++++ SUPPLIED RECORDS

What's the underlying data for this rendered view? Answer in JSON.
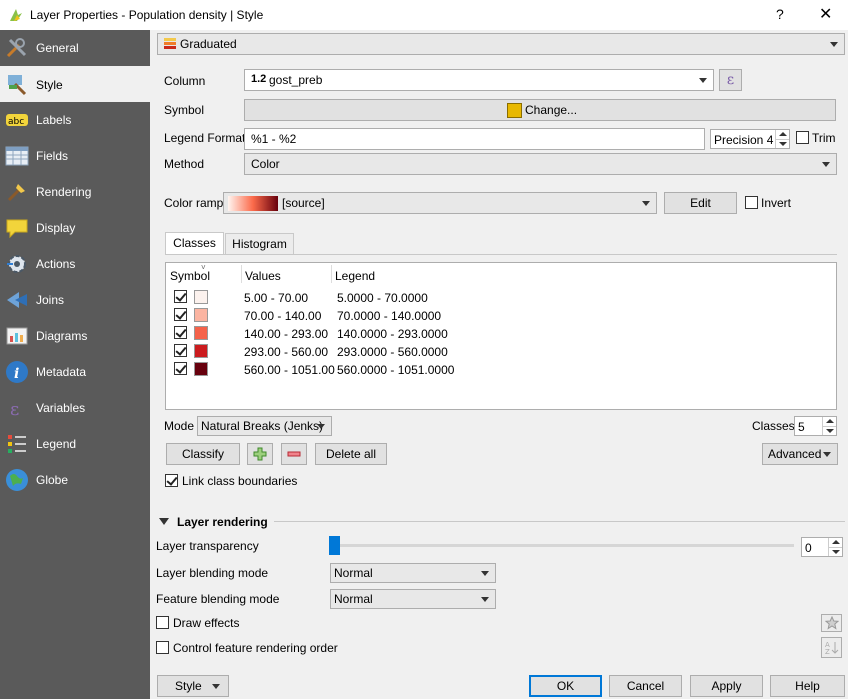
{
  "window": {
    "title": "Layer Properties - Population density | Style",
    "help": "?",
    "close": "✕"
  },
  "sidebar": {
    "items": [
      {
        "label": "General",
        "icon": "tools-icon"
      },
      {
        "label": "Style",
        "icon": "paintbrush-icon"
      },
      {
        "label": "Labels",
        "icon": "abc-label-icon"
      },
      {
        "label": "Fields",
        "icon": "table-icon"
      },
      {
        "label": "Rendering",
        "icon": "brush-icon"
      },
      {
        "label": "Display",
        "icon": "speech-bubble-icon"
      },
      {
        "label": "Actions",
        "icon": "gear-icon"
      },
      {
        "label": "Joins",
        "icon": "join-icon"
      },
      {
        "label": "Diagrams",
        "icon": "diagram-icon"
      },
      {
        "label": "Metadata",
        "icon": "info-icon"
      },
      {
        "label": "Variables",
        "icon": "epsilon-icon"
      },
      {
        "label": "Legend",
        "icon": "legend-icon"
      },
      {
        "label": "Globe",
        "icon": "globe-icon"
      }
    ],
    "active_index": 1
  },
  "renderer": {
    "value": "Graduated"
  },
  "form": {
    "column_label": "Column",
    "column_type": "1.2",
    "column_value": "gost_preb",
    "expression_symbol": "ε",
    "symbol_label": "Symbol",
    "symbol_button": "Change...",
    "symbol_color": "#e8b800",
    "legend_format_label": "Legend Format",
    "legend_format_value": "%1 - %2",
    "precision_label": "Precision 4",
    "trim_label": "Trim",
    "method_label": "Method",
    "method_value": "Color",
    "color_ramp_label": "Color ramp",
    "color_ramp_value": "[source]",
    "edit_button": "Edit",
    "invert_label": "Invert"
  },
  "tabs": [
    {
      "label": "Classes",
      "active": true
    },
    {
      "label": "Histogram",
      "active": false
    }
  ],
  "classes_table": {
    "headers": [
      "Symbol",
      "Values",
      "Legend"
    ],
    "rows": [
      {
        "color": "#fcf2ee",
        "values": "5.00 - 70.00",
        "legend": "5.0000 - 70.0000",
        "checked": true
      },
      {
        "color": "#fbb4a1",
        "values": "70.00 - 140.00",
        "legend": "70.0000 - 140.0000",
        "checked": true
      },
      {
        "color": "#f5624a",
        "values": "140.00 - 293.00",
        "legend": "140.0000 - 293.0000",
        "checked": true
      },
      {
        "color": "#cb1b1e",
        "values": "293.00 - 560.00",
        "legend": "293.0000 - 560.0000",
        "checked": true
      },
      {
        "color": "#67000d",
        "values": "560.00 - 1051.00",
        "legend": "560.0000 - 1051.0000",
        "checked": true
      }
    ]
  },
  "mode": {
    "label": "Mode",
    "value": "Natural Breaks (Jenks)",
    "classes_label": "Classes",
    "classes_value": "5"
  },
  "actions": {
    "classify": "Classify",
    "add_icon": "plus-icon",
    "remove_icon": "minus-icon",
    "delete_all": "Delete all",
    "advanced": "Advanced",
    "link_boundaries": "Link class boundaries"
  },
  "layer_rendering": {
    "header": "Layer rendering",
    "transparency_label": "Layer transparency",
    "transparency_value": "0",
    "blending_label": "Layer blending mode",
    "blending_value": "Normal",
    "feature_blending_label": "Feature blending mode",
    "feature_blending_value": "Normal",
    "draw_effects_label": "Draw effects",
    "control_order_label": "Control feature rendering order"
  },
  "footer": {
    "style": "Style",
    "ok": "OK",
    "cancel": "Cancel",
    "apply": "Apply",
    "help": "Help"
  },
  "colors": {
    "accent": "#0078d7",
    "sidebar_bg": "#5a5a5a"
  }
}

++++++++
++++ SUPPLIED RECORDS

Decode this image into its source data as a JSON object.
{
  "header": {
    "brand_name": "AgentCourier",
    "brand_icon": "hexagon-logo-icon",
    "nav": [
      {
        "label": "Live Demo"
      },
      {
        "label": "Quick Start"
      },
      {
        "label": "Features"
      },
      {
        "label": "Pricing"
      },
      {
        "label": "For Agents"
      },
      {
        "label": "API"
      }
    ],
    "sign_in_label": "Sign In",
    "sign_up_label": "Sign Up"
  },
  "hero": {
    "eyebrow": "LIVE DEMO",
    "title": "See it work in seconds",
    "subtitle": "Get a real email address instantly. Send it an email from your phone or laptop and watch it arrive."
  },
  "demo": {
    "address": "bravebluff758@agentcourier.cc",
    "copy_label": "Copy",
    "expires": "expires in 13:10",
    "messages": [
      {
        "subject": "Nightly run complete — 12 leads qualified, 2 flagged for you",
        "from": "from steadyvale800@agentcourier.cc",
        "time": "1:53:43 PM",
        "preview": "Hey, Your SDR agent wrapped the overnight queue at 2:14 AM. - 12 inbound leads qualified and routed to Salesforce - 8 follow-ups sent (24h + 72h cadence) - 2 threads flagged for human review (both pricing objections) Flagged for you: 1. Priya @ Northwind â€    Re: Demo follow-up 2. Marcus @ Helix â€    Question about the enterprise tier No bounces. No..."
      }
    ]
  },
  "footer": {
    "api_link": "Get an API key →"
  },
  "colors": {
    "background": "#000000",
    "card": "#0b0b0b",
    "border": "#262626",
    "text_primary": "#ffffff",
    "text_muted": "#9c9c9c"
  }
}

++++++++
++++ SUPPLIED RECORDS

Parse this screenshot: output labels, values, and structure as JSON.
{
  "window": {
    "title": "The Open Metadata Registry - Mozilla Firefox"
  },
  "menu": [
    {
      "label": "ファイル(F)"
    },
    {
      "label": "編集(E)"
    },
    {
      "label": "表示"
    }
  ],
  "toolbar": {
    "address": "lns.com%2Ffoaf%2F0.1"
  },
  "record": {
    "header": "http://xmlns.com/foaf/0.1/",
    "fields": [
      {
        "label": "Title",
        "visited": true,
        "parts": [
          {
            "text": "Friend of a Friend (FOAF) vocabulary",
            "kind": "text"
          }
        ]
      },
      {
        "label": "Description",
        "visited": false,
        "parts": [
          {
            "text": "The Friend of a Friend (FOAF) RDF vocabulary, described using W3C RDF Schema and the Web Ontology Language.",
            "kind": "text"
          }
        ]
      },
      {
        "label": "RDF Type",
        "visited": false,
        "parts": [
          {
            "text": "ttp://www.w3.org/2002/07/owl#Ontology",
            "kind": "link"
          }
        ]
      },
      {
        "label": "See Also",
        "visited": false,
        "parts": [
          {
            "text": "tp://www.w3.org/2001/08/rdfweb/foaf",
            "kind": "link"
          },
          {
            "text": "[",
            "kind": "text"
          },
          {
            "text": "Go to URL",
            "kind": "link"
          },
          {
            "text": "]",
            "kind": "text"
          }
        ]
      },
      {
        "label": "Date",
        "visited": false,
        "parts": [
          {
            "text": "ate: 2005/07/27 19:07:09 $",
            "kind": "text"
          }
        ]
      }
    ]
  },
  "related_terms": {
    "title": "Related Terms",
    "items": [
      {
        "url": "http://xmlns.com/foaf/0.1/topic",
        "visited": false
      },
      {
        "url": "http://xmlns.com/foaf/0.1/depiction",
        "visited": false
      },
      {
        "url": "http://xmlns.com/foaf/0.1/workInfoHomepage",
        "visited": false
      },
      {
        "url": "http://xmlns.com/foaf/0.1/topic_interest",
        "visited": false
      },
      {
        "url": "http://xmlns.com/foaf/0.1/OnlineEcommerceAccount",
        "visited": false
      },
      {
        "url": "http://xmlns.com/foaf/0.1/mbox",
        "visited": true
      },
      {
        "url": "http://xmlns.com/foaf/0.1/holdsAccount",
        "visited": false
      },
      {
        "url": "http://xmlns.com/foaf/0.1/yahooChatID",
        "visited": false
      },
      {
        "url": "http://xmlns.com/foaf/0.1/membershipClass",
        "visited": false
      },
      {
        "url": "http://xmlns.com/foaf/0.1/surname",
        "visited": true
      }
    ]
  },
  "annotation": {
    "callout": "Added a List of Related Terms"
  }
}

++++++++

- **EXERCISE PROMPT**
Above are the records. Copy every line in them holding "Ontology".

- **RESPONSE**
            "text": "The Friend of a Friend (FOAF) RDF vocabulary, described using W3C RDF Schema and the Web Ontology Language.",
            "text": "ttp://www.w3.org/2002/07/owl#Ontology",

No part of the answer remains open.